GIVEN INSTRUCTION
Return all of the lines below exactly as they are.

[Figure data in JSON]
>> Start
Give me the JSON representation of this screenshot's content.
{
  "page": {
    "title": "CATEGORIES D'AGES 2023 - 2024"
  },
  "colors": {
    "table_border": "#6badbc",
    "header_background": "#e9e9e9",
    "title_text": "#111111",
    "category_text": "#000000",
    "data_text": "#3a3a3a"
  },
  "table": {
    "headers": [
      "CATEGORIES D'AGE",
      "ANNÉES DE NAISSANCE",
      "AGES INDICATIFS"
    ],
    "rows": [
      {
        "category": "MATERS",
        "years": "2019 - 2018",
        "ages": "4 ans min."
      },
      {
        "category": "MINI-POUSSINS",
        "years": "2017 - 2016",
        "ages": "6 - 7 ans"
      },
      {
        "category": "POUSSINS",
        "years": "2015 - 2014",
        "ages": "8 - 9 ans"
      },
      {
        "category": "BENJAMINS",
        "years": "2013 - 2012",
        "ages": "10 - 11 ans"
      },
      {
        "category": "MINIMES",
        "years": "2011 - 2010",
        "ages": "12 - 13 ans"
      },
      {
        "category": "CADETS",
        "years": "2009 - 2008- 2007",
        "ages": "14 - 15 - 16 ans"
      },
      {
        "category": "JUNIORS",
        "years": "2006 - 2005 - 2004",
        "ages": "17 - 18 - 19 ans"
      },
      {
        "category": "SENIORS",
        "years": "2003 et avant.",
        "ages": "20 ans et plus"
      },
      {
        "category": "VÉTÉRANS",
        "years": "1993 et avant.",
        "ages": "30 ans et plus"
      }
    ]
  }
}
>> End
EXERCISE ANSWER
Give me the JSON representation of this screenshot's content.
{
  "page": {
    "title": "CATEGORIES D'AGES 2023 - 2024"
  },
  "colors": {
    "table_border": "#6badbc",
    "header_background": "#e9e9e9",
    "title_text": "#111111",
    "category_text": "#000000",
    "data_text": "#3a3a3a"
  },
  "table": {
    "headers": [
      "CATEGORIES D'AGE",
      "ANNÉES DE NAISSANCE",
      "AGES INDICATIFS"
    ],
    "rows": [
      {
        "category": "MATERS",
        "years": "2019 - 2018",
        "ages": "4 ans min."
      },
      {
        "category": "MINI-POUSSINS",
        "years": "2017 - 2016",
        "ages": "6 - 7 ans"
      },
      {
        "category": "POUSSINS",
        "years": "2015 - 2014",
        "ages": "8 - 9 ans"
      },
      {
        "category": "BENJAMINS",
        "years": "2013 - 2012",
        "ages": "10 - 11 ans"
      },
      {
        "category": "MINIMES",
        "years": "2011 - 2010",
        "ages": "12 - 13 ans"
      },
      {
        "category": "CADETS",
        "years": "2009 - 2008- 2007",
        "ages": "14 - 15 - 16 ans"
      },
      {
        "category": "JUNIORS",
        "years": "2006 - 2005 - 2004",
        "ages": "17 - 18 - 19 ans"
      },
      {
        "category": "SENIORS",
        "years": "2003 et avant.",
        "ages": "20 ans et plus"
      },
      {
        "category": "VÉTÉRANS",
        "years": "1993 et avant.",
        "ages": "30 ans et plus"
      }
    ]
  }
}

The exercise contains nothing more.